----- SUPPLIED DATA -----

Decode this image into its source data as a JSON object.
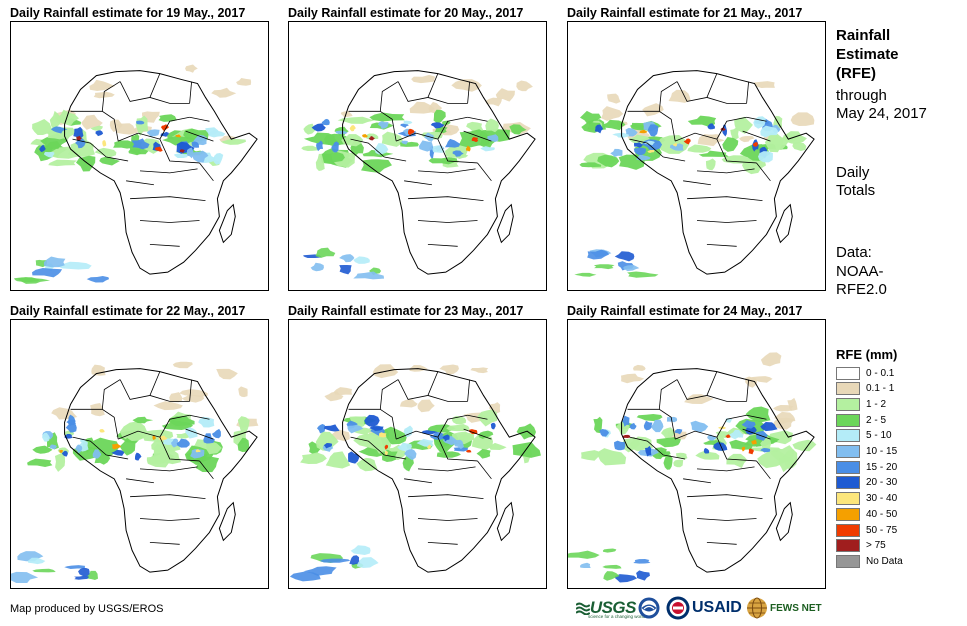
{
  "panels": [
    {
      "title": "Daily Rainfall estimate for 19 May., 2017"
    },
    {
      "title": "Daily Rainfall estimate for 20 May., 2017"
    },
    {
      "title": "Daily Rainfall estimate for 21 May., 2017"
    },
    {
      "title": "Daily Rainfall estimate for 22 May., 2017"
    },
    {
      "title": "Daily Rainfall estimate for 23 May., 2017"
    },
    {
      "title": "Daily Rainfall estimate for 24 May., 2017"
    }
  ],
  "sidebar": {
    "title_lines": [
      "Rainfall",
      "Estimate",
      "(RFE)"
    ],
    "through_lines": [
      "through",
      "May 24, 2017"
    ],
    "totals_lines": [
      "Daily",
      "Totals"
    ],
    "data_lines": [
      "Data:",
      "NOAA-",
      "RFE2.0"
    ]
  },
  "legend": {
    "title": "RFE (mm)",
    "items": [
      {
        "label": "0 - 0.1",
        "color": "#ffffff"
      },
      {
        "label": "0.1 - 1",
        "color": "#e8d8b8"
      },
      {
        "label": "1 - 2",
        "color": "#b4f0a0"
      },
      {
        "label": "2 - 5",
        "color": "#6cd65a"
      },
      {
        "label": "5 - 10",
        "color": "#b4ecf8"
      },
      {
        "label": "10 - 15",
        "color": "#82bef0"
      },
      {
        "label": "15 - 20",
        "color": "#4a8ee6"
      },
      {
        "label": "20 - 30",
        "color": "#1e5ad2"
      },
      {
        "label": "30 - 40",
        "color": "#fce67c"
      },
      {
        "label": "40 - 50",
        "color": "#f5a000"
      },
      {
        "label": "50 - 75",
        "color": "#f03c00"
      },
      {
        "label": "> 75",
        "color": "#a01e1e"
      },
      {
        "label": "No Data",
        "color": "#969696"
      }
    ]
  },
  "footer": {
    "credit": "Map produced by USGS/EROS",
    "usgs": "USGS",
    "usgs_tagline": "science for a changing world",
    "usaid": "USAID",
    "fews": "FEWS NET"
  }
}
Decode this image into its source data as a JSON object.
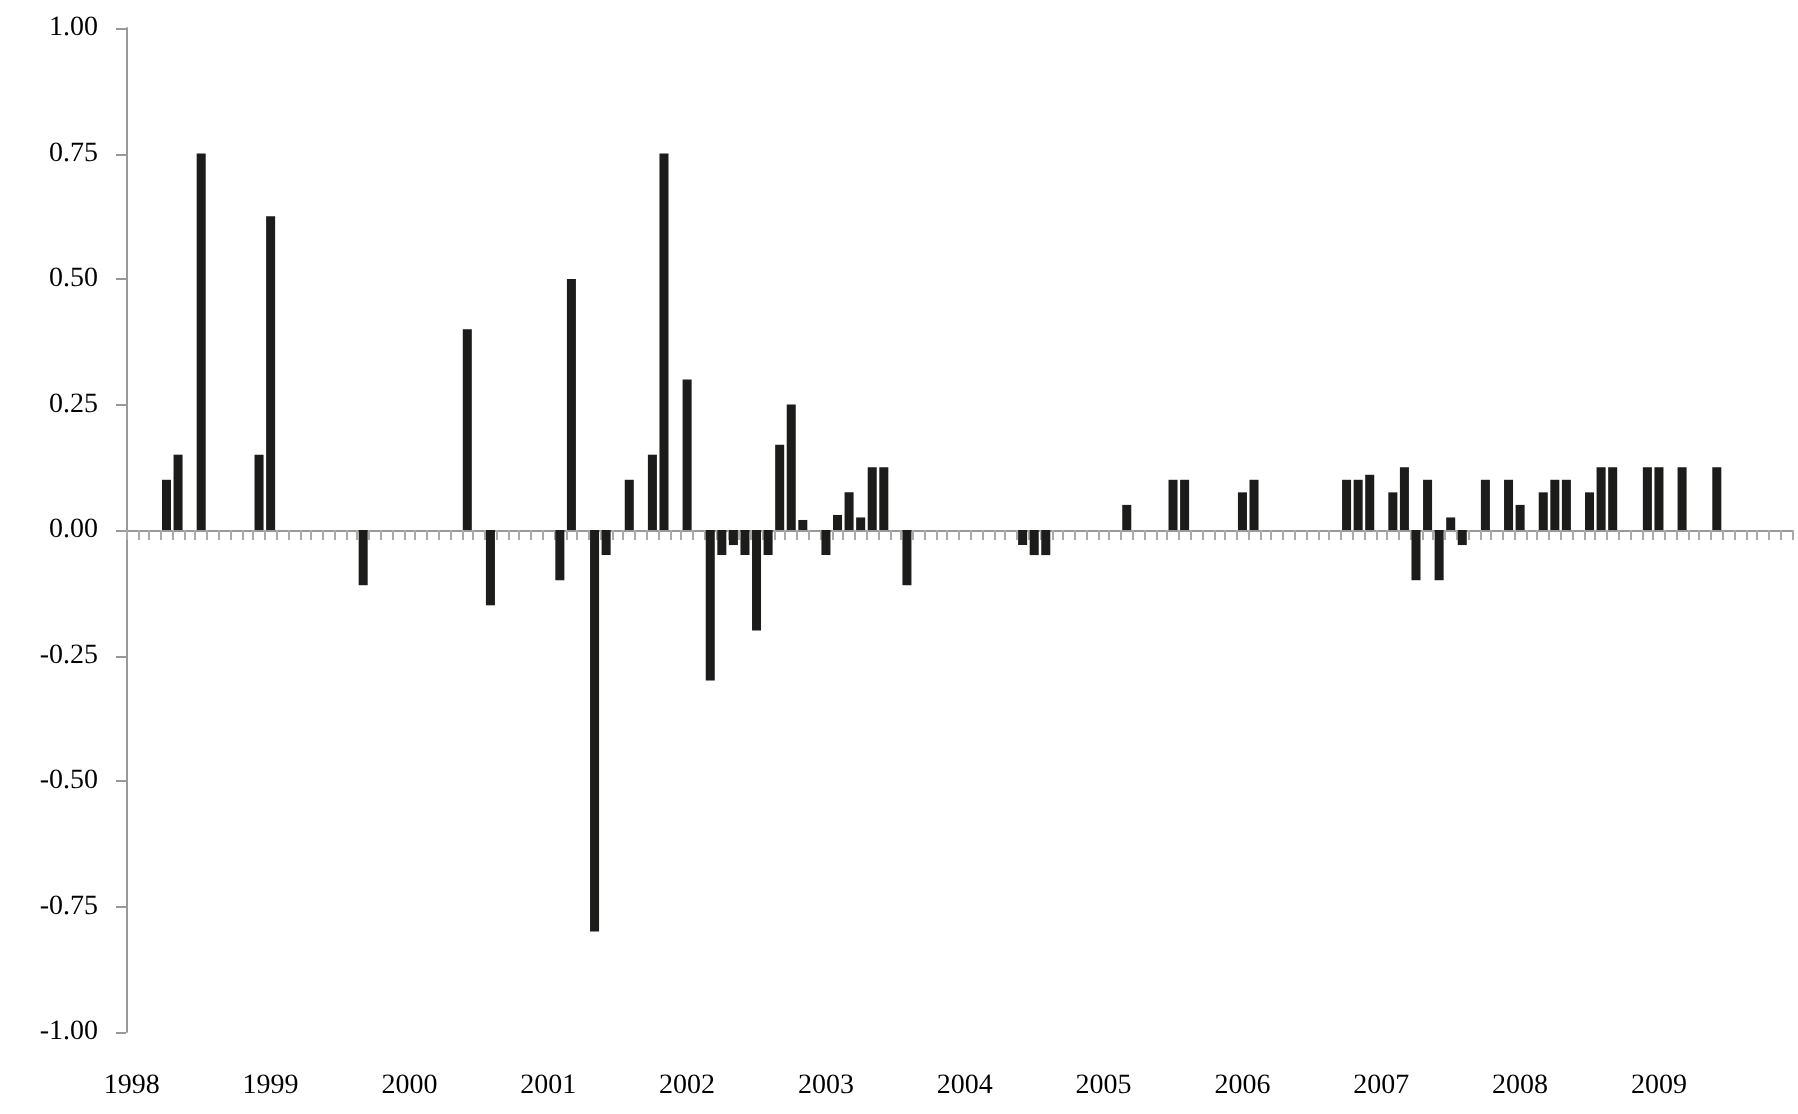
{
  "chart_data": {
    "type": "bar",
    "categories": [
      "1998",
      null,
      null,
      null,
      null,
      null,
      null,
      null,
      null,
      null,
      null,
      null,
      "1999",
      null,
      null,
      null,
      null,
      null,
      null,
      null,
      null,
      null,
      null,
      null,
      "2000",
      null,
      null,
      null,
      null,
      null,
      null,
      null,
      null,
      null,
      null,
      null,
      "2001",
      null,
      null,
      null,
      null,
      null,
      null,
      null,
      null,
      null,
      null,
      null,
      "2002",
      null,
      null,
      null,
      null,
      null,
      null,
      null,
      null,
      null,
      null,
      null,
      "2003",
      null,
      null,
      null,
      null,
      null,
      null,
      null,
      null,
      null,
      null,
      null,
      "2004",
      null,
      null,
      null,
      null,
      null,
      null,
      null,
      null,
      null,
      null,
      null,
      "2005",
      null,
      null,
      null,
      null,
      null,
      null,
      null,
      null,
      null,
      null,
      null,
      "2006",
      null,
      null,
      null,
      null,
      null,
      null,
      null,
      null,
      null,
      null,
      null,
      "2007",
      null,
      null,
      null,
      null,
      null,
      null,
      null,
      null,
      null,
      null,
      null,
      "2008",
      null,
      null,
      null,
      null,
      null,
      null,
      null,
      null,
      null,
      null,
      null,
      "2009",
      null,
      null,
      null,
      null,
      null,
      null,
      null,
      null,
      null,
      null,
      null
    ],
    "values": [
      null,
      null,
      null,
      0.1,
      0.15,
      null,
      0.75,
      null,
      null,
      null,
      null,
      0.15,
      0.625,
      null,
      null,
      null,
      null,
      null,
      null,
      null,
      -0.11,
      null,
      null,
      null,
      null,
      null,
      null,
      null,
      null,
      0.4,
      null,
      -0.15,
      null,
      null,
      null,
      null,
      null,
      -0.1,
      0.5,
      null,
      -0.8,
      -0.05,
      null,
      0.1,
      null,
      0.15,
      0.75,
      null,
      0.3,
      null,
      -0.3,
      -0.05,
      -0.03,
      -0.05,
      -0.2,
      -0.05,
      0.17,
      0.25,
      0.02,
      null,
      -0.05,
      0.03,
      0.075,
      0.025,
      0.125,
      0.125,
      null,
      -0.11,
      null,
      null,
      null,
      null,
      null,
      null,
      null,
      null,
      null,
      -0.03,
      -0.05,
      -0.05,
      null,
      null,
      null,
      null,
      null,
      null,
      0.05,
      null,
      null,
      null,
      0.1,
      0.1,
      null,
      null,
      null,
      null,
      0.075,
      0.1,
      null,
      null,
      null,
      null,
      null,
      null,
      null,
      0.1,
      0.1,
      0.11,
      null,
      0.075,
      0.125,
      -0.1,
      0.1,
      -0.1,
      0.025,
      -0.03,
      null,
      0.1,
      null,
      0.1,
      0.05,
      null,
      0.075,
      0.1,
      0.1,
      null,
      0.075,
      0.125,
      0.125,
      null,
      null,
      0.125,
      0.125,
      null,
      0.125,
      null,
      null,
      0.125,
      null,
      null,
      null,
      null,
      null,
      null
    ],
    "color": "#1c1c1a",
    "ylim": [
      -1,
      1
    ],
    "yticks": [
      {
        "value": -1,
        "label": "-1.00"
      },
      {
        "value": -0.75,
        "label": "-0.75"
      },
      {
        "value": -0.5,
        "label": "-0.50"
      },
      {
        "value": -0.25,
        "label": "-0.25"
      },
      {
        "value": 0,
        "label": "0.00"
      },
      {
        "value": 0.25,
        "label": "0.25"
      },
      {
        "value": 0.5,
        "label": "0.50"
      },
      {
        "value": 0.75,
        "label": "0.75"
      },
      {
        "value": 1,
        "label": "1.00"
      }
    ],
    "data_labels": false
  }
}
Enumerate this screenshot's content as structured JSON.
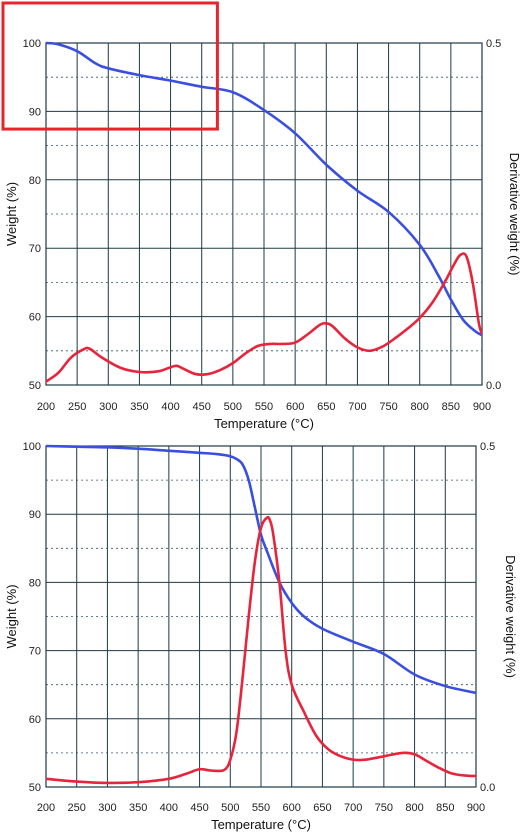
{
  "chart_data": [
    {
      "type": "line",
      "xlabel": "Temperature (°C)",
      "ylabel_left": "Weight (%)",
      "ylabel_right": "Derivative weight (%)",
      "xlim": [
        200,
        900
      ],
      "ylim_left": [
        50,
        100
      ],
      "ylim_right": [
        0.0,
        0.5
      ],
      "x_ticks": [
        200,
        250,
        300,
        350,
        400,
        450,
        500,
        550,
        600,
        650,
        700,
        750,
        800,
        850,
        900
      ],
      "y_ticks_left": [
        50,
        60,
        70,
        80,
        90,
        100
      ],
      "y_ticks_right": [
        "0.0",
        "0.5"
      ],
      "grid": true,
      "highlight_box": {
        "x_range": [
          200,
          480
        ],
        "y_range": [
          88,
          100
        ],
        "color": "#e8242c"
      },
      "series": [
        {
          "axis": "left",
          "color": "#3a4ee0",
          "x": [
            200,
            220,
            250,
            280,
            300,
            350,
            400,
            450,
            500,
            550,
            600,
            650,
            700,
            750,
            800,
            830,
            850,
            870,
            890,
            900
          ],
          "y": [
            100,
            99.8,
            98.8,
            97.0,
            96.3,
            95.3,
            94.5,
            93.6,
            92.8,
            90.2,
            86.8,
            82.2,
            78.4,
            75.3,
            70.5,
            66.0,
            62.5,
            59.5,
            57.8,
            57.3
          ]
        },
        {
          "axis": "right",
          "color": "#e8243c",
          "x": [
            200,
            220,
            240,
            260,
            270,
            290,
            320,
            350,
            380,
            400,
            410,
            420,
            440,
            460,
            480,
            500,
            520,
            540,
            560,
            580,
            600,
            620,
            640,
            650,
            660,
            680,
            700,
            720,
            740,
            760,
            780,
            800,
            820,
            840,
            855,
            865,
            875,
            885,
            895,
            900
          ],
          "y": [
            0.005,
            0.018,
            0.04,
            0.052,
            0.053,
            0.04,
            0.025,
            0.019,
            0.02,
            0.026,
            0.028,
            0.024,
            0.016,
            0.016,
            0.022,
            0.032,
            0.046,
            0.057,
            0.06,
            0.06,
            0.062,
            0.074,
            0.088,
            0.09,
            0.086,
            0.068,
            0.055,
            0.05,
            0.056,
            0.068,
            0.082,
            0.098,
            0.12,
            0.15,
            0.176,
            0.19,
            0.188,
            0.15,
            0.09,
            0.075
          ]
        }
      ]
    },
    {
      "type": "line",
      "xlabel": "Temperature (°C)",
      "ylabel_left": "Weight (%)",
      "ylabel_right": "Derivative weight (%)",
      "xlim": [
        200,
        900
      ],
      "ylim_left": [
        50,
        100
      ],
      "ylim_right": [
        0.0,
        0.5
      ],
      "x_ticks": [
        200,
        250,
        300,
        350,
        400,
        450,
        500,
        550,
        600,
        650,
        700,
        750,
        800,
        850,
        900
      ],
      "y_ticks_left": [
        50,
        60,
        70,
        80,
        90,
        100
      ],
      "y_ticks_right": [
        "0.0",
        "0.5"
      ],
      "grid": true,
      "series": [
        {
          "axis": "left",
          "color": "#3a4ee0",
          "x": [
            200,
            250,
            300,
            350,
            400,
            450,
            480,
            500,
            510,
            520,
            530,
            540,
            550,
            560,
            580,
            600,
            620,
            650,
            700,
            750,
            800,
            850,
            900
          ],
          "y": [
            100,
            99.9,
            99.8,
            99.6,
            99.3,
            99.0,
            98.8,
            98.5,
            98.1,
            97.3,
            95.0,
            91.0,
            87.0,
            84.5,
            80.0,
            77.0,
            75.0,
            73.2,
            71.3,
            69.5,
            66.5,
            64.8,
            63.8
          ]
        },
        {
          "axis": "right",
          "color": "#e8243c",
          "x": [
            200,
            250,
            300,
            350,
            400,
            430,
            450,
            470,
            490,
            500,
            510,
            520,
            530,
            540,
            550,
            560,
            565,
            570,
            580,
            590,
            600,
            620,
            640,
            660,
            680,
            700,
            720,
            750,
            780,
            800,
            820,
            840,
            860,
            880,
            900
          ],
          "y": [
            0.012,
            0.008,
            0.006,
            0.007,
            0.012,
            0.02,
            0.026,
            0.024,
            0.025,
            0.04,
            0.08,
            0.16,
            0.25,
            0.33,
            0.38,
            0.395,
            0.39,
            0.37,
            0.3,
            0.2,
            0.15,
            0.11,
            0.075,
            0.055,
            0.045,
            0.04,
            0.04,
            0.045,
            0.05,
            0.048,
            0.038,
            0.028,
            0.02,
            0.017,
            0.016
          ]
        }
      ]
    }
  ]
}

-----

EXERCISE GOAL:
Return only the number of lines in the entries that contain the string "Daily".

TASK RESULT:
7